## What the task requires
Write out every entry word for word.

## Record extracts
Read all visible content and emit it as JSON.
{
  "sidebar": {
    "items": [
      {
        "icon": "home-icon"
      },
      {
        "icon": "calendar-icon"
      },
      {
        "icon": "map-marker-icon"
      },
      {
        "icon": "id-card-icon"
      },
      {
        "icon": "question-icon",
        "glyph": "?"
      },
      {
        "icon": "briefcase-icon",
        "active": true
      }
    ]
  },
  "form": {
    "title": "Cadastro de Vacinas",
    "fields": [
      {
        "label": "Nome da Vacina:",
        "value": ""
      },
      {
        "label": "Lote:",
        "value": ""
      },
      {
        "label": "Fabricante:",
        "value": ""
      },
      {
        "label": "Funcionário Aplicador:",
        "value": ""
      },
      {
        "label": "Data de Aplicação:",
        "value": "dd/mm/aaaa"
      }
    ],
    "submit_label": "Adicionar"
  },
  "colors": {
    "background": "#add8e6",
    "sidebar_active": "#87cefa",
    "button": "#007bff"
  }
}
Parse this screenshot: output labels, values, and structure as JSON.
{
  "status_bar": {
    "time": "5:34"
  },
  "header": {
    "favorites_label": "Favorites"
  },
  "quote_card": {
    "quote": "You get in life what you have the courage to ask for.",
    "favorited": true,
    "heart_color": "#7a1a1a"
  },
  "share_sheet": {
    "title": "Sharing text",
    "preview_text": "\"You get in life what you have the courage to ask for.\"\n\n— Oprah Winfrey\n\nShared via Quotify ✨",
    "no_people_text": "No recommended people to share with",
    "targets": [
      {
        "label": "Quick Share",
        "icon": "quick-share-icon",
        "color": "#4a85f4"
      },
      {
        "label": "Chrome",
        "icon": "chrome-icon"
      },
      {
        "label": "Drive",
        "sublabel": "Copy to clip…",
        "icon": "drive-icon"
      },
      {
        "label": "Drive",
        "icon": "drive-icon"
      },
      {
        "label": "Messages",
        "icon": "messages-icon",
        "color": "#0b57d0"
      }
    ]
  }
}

## Written response
Read all visible content and emit it as JSON.
{
  "sidebar": {
    "items": [
      {
        "icon": "home-icon"
      },
      {
        "icon": "calendar-icon"
      },
      {
        "icon": "map-marker-icon"
      },
      {
        "icon": "id-card-icon"
      },
      {
        "icon": "question-icon",
        "glyph": "?"
      },
      {
        "icon": "briefcase-icon",
        "active": true
      }
    ]
  },
  "form": {
    "title": "Cadastro de Vacinas",
    "fields": [
      {
        "label": "Nome da Vacina:",
        "value": ""
      },
      {
        "label": "Lote:",
        "value": ""
      },
      {
        "label": "Fabricante:",
        "value": ""
      },
      {
        "label": "Funcionário Aplicador:",
        "value": ""
      },
      {
        "label": "Data de Aplicação:",
        "value": "dd/mm/aaaa"
      }
    ],
    "submit_label": "Adicionar"
  },
  "colors": {
    "background": "#add8e6",
    "sidebar_active": "#87cefa",
    "button": "#007bff"
  }
}
Parse this screenshot: output labels, values, and structure as JSON.
{
  "status_bar": {
    "time": "5:34"
  },
  "header": {
    "favorites_label": "Favorites"
  },
  "quote_card": {
    "quote": "You get in life what you have the courage to ask for.",
    "favorited": true,
    "heart_color": "#7a1a1a"
  },
  "share_sheet": {
    "title": "Sharing text",
    "preview_text": "\"You get in life what you have the courage to ask for.\"\n\n— Oprah Winfrey\n\nShared via Quotify ✨",
    "no_people_text": "No recommended people to share with",
    "targets": [
      {
        "label": "Quick Share",
        "icon": "quick-share-icon",
        "color": "#4a85f4"
      },
      {
        "label": "Chrome",
        "icon": "chrome-icon"
      },
      {
        "label": "Drive",
        "sublabel": "Copy to clip…",
        "icon": "drive-icon"
      },
      {
        "label": "Drive",
        "icon": "drive-icon"
      },
      {
        "label": "Messages",
        "icon": "messages-icon",
        "color": "#0b57d0"
      }
    ]
  }
}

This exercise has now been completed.